_What the task requires_: Read the entries below and pull out each line with the string "Escala".

-------- Records

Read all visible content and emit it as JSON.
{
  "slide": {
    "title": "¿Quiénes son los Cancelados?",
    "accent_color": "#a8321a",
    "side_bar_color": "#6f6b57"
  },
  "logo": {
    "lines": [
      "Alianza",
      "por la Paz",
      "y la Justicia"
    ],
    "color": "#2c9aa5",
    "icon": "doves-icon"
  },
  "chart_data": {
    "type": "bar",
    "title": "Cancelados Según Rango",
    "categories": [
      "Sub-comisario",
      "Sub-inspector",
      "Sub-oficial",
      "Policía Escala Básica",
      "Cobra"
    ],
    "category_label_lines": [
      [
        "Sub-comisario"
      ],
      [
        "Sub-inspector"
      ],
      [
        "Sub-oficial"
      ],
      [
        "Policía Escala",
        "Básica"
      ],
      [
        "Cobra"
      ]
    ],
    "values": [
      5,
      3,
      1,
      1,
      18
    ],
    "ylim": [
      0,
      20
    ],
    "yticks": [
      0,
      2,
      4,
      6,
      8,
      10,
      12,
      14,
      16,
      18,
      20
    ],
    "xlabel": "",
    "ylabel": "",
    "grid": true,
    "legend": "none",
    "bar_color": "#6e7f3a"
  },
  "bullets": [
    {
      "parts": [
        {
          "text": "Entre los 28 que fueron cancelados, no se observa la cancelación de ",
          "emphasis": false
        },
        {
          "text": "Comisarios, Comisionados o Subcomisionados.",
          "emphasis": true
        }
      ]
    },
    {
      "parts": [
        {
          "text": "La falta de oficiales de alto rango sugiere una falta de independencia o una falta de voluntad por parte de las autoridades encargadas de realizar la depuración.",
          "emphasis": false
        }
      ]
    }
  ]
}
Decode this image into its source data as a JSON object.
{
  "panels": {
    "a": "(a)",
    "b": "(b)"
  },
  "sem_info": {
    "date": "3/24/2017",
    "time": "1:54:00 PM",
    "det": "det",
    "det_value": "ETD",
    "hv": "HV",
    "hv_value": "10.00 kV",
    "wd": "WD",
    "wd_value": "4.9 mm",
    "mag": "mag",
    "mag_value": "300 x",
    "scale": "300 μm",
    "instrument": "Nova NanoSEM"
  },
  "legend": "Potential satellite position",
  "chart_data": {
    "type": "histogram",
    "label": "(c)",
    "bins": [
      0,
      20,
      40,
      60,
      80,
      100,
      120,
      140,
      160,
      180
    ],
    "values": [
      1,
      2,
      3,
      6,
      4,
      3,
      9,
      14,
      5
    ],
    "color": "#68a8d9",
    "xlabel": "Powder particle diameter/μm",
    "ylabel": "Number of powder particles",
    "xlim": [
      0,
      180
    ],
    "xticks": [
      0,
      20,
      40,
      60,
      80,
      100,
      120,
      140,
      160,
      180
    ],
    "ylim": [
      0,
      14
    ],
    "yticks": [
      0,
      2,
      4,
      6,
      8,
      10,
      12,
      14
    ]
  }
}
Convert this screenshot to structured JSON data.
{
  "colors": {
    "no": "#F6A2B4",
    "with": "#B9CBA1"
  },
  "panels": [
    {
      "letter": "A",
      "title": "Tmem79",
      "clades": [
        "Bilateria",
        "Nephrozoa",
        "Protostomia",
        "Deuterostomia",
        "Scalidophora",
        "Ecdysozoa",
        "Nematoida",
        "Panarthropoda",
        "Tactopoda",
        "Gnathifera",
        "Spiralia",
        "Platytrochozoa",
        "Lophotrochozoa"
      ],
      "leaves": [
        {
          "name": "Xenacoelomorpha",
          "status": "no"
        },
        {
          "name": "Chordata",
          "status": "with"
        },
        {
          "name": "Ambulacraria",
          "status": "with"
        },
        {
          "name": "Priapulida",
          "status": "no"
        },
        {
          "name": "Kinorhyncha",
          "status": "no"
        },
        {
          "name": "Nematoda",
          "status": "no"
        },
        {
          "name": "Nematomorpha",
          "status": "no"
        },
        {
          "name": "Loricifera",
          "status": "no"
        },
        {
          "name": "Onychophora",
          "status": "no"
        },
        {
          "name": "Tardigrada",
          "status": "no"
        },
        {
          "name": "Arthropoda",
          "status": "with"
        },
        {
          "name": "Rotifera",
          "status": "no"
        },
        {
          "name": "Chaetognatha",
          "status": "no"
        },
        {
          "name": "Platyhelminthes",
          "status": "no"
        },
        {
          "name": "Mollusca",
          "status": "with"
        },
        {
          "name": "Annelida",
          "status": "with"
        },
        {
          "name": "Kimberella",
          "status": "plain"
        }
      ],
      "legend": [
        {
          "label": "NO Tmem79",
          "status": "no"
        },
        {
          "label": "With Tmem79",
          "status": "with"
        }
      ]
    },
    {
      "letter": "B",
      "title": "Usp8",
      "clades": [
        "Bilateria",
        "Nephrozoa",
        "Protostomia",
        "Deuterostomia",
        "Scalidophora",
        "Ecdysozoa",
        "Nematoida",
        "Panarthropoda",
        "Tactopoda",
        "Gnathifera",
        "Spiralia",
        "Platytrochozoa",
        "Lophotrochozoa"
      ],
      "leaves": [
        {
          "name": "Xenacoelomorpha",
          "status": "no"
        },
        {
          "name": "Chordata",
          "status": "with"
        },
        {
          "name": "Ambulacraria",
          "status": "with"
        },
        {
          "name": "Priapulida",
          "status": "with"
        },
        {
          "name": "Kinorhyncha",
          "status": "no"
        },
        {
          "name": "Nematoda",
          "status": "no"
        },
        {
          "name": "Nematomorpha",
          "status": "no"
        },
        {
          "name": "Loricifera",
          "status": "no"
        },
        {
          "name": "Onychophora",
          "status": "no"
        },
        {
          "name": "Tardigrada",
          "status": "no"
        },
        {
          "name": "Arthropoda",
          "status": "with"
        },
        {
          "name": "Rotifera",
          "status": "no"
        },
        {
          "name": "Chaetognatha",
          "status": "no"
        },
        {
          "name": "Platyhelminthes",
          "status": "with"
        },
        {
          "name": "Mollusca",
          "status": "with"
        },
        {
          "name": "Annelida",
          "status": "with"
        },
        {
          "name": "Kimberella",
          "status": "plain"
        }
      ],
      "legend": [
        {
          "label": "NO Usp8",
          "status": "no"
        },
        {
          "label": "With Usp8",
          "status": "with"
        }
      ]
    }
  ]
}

----------------

_Worked solution_:
      "Policía Escala Básica",
        "Policía Escala",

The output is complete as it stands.